Extracts from a graphics dataset
━━━━━━━━━━━━━━━━
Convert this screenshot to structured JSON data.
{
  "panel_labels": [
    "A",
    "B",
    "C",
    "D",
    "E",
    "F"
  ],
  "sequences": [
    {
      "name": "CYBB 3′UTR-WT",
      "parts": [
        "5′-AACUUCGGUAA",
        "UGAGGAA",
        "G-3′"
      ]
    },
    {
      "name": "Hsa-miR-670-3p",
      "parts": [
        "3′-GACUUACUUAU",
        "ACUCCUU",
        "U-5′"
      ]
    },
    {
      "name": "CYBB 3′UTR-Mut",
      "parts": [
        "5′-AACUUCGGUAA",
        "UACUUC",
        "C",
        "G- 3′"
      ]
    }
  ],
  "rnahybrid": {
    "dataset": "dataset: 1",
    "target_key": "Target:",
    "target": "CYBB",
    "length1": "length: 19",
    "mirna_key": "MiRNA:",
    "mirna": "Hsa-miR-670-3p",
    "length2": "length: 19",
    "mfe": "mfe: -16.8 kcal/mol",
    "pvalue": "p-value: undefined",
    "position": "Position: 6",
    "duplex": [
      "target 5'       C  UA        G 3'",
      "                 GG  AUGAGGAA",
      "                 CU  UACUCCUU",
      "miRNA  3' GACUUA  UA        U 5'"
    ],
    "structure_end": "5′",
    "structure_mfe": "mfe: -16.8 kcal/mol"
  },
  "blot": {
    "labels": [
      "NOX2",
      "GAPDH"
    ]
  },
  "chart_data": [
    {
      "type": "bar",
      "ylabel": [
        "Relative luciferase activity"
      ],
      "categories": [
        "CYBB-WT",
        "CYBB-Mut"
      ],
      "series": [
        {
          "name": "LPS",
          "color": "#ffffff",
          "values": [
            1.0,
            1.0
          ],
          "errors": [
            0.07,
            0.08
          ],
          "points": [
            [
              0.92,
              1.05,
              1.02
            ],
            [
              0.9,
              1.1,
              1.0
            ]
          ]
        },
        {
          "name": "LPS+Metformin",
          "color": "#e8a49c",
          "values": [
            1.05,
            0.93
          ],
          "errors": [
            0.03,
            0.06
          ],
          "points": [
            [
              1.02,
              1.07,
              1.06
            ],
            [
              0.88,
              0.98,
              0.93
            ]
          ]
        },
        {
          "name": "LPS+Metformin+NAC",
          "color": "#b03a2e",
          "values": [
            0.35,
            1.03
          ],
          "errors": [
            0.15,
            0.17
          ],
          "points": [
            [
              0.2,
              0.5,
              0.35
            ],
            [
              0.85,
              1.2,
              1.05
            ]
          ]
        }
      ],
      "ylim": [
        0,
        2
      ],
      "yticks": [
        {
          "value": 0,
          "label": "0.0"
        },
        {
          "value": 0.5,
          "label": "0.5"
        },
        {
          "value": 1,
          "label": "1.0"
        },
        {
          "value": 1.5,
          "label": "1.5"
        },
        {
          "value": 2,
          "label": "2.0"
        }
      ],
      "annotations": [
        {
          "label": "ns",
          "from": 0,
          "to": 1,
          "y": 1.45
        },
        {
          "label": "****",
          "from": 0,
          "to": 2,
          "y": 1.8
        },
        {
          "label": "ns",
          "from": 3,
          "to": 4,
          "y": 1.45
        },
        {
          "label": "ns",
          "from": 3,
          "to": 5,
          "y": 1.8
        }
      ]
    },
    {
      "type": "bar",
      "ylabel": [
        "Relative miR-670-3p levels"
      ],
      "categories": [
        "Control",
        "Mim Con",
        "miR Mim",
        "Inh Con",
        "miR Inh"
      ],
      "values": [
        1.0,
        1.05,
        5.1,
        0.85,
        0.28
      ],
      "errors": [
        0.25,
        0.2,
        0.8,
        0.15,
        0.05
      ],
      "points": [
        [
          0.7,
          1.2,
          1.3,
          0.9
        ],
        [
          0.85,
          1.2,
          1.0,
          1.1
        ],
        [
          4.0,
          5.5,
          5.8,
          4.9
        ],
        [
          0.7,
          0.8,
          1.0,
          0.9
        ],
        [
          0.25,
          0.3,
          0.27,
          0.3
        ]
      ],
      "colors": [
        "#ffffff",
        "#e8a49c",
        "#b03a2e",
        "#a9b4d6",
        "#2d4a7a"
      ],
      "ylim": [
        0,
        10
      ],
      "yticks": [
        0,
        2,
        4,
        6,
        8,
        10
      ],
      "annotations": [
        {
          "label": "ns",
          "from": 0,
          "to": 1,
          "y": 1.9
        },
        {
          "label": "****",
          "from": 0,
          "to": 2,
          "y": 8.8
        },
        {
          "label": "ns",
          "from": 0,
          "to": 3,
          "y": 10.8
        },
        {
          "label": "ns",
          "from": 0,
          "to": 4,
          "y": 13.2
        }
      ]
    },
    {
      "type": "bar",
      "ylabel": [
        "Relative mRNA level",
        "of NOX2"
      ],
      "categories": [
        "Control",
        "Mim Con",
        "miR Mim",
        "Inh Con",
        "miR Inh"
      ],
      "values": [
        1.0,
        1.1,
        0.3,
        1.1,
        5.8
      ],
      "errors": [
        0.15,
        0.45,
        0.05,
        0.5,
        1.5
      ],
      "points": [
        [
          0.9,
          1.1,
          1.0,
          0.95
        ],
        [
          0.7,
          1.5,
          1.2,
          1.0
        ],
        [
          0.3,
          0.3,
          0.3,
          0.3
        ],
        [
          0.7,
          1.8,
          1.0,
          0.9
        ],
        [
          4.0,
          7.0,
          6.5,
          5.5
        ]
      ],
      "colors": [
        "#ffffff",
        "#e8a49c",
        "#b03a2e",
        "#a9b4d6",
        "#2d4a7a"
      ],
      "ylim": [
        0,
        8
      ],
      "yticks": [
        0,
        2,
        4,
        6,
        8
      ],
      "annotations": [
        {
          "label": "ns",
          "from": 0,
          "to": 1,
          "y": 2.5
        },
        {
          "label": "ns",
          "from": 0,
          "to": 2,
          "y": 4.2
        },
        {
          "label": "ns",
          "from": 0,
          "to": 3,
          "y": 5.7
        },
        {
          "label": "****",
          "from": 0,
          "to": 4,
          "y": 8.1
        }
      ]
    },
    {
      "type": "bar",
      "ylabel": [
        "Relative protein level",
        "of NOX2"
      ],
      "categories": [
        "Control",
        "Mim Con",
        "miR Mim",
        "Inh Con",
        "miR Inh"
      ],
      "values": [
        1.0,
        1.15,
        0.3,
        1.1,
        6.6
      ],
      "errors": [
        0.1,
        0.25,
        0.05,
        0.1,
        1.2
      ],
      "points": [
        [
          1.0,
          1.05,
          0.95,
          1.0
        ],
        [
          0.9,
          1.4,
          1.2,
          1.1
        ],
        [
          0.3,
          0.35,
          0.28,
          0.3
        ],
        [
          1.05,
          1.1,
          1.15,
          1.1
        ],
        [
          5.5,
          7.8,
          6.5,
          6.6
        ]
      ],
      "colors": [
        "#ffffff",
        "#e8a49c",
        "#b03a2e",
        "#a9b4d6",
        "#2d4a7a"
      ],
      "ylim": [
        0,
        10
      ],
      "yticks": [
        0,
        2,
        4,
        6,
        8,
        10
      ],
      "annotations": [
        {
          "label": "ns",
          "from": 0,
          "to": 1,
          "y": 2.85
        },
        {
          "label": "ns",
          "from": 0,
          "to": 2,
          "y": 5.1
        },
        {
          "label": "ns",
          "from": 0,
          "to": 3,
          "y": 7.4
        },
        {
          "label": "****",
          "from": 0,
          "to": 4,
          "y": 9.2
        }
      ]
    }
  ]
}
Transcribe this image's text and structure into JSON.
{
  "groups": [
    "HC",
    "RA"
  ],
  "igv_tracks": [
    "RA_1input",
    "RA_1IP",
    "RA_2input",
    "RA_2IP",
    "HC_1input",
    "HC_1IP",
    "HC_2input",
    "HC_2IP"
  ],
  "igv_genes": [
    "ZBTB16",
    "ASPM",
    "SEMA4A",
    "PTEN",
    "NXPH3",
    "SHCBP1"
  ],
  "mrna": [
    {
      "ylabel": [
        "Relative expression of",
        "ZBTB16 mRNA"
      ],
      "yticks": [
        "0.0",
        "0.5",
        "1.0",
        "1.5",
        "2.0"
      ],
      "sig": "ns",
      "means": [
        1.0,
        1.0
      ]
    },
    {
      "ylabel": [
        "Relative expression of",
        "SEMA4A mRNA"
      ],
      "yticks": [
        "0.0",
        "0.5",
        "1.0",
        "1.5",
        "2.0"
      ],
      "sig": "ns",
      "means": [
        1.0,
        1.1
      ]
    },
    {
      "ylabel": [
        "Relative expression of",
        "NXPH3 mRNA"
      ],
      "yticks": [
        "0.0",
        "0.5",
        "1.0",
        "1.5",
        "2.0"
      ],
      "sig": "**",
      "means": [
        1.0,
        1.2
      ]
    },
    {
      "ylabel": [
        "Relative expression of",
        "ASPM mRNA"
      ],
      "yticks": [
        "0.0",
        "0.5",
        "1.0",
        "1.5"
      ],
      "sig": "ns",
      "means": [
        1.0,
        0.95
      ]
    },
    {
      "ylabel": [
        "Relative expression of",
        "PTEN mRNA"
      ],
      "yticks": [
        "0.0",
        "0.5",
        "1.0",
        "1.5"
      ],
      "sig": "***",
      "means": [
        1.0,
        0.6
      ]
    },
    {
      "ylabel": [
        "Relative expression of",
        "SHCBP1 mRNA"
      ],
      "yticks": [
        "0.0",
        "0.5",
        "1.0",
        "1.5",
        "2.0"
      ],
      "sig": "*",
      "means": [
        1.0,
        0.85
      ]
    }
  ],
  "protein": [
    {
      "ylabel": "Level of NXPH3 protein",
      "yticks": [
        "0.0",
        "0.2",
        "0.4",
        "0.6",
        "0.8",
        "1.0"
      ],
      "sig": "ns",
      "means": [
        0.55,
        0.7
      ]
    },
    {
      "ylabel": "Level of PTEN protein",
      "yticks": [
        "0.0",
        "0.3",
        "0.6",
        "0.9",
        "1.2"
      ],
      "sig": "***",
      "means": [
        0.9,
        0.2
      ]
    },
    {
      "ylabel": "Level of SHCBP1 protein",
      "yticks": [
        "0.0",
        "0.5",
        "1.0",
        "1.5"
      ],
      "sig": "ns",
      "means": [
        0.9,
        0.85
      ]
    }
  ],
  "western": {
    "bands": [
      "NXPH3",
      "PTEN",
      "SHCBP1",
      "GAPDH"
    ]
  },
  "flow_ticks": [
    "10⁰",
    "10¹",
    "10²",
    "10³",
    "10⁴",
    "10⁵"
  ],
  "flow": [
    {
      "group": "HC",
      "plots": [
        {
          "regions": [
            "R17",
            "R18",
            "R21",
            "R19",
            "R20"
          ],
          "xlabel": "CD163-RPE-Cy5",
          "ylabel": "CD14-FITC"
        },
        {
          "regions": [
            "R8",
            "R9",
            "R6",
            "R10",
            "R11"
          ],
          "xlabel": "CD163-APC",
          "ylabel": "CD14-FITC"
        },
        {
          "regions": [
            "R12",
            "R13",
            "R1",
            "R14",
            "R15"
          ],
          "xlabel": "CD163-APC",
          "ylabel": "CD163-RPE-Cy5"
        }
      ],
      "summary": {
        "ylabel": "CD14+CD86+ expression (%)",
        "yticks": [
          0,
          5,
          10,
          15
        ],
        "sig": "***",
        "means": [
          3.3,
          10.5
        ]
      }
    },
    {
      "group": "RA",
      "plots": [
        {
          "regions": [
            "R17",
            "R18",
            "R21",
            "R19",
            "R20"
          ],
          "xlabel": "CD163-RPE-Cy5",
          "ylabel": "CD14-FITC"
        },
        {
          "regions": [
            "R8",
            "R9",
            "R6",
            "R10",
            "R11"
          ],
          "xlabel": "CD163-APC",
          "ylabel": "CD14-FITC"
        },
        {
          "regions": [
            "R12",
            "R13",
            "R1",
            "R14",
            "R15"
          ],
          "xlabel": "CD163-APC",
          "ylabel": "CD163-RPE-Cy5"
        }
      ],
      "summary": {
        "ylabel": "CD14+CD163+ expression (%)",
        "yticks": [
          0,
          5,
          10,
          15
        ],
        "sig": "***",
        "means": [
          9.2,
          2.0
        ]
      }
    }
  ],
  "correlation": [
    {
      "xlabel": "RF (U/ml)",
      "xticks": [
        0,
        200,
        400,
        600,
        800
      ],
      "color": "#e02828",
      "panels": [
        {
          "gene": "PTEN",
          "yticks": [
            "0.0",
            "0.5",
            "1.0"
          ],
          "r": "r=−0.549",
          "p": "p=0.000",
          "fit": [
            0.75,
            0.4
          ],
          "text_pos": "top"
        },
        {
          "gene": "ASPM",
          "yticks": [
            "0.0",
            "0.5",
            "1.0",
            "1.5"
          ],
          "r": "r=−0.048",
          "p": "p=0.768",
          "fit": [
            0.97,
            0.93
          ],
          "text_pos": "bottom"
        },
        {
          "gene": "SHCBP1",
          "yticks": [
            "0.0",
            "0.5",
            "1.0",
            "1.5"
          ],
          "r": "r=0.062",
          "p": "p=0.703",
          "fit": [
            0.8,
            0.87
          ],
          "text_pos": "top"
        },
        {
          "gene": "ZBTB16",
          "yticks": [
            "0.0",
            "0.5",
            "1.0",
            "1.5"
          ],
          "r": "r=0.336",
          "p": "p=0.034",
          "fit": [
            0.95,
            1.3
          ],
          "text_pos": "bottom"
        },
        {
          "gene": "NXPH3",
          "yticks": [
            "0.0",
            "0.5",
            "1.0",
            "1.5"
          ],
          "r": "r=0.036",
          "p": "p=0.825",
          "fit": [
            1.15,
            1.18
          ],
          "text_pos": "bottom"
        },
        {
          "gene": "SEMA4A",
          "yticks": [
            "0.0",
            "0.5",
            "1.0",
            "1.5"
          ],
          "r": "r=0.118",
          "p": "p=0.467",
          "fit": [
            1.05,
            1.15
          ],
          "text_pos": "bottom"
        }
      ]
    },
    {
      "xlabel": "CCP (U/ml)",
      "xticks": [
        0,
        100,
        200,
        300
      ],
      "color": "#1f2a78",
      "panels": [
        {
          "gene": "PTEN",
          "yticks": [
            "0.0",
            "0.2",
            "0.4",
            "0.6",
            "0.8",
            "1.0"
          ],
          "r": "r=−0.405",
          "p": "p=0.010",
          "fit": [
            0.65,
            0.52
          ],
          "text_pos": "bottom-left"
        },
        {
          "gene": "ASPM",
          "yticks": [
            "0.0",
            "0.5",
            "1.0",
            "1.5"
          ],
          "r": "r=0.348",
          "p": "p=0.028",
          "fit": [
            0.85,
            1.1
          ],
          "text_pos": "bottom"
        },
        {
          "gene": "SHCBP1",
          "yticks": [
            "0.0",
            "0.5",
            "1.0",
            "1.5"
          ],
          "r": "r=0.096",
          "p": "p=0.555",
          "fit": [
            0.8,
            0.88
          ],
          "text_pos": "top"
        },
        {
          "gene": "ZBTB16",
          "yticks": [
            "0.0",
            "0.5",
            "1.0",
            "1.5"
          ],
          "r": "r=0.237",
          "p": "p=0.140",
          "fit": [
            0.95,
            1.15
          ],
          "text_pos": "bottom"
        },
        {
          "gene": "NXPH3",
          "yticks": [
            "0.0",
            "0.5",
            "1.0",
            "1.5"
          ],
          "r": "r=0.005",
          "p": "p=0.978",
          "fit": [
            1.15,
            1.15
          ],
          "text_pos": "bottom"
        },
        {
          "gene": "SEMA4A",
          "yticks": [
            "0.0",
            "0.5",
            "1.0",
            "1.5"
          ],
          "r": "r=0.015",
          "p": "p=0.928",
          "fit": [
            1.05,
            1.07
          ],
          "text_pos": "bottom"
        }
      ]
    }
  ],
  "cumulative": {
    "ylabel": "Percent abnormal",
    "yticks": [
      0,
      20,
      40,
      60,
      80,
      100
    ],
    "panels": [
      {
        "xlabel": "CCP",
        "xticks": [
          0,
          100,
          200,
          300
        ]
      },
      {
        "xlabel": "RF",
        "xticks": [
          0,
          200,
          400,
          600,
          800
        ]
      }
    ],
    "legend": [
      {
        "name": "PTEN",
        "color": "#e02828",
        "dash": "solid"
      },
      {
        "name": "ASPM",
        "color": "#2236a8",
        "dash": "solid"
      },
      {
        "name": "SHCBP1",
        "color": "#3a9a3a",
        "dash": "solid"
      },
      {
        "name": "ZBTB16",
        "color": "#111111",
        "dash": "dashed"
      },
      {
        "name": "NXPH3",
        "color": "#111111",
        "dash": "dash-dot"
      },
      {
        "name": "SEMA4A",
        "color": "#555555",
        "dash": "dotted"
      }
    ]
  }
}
━━━━━━━━━━━━━━━━
> _Work instructions_:
Only lines containing "Metformin" belong in the answer; copy every such line from the records.

> _Finished exercise_:
          "name": "LPS+Metformin",
          "name": "LPS+Metformin+NAC",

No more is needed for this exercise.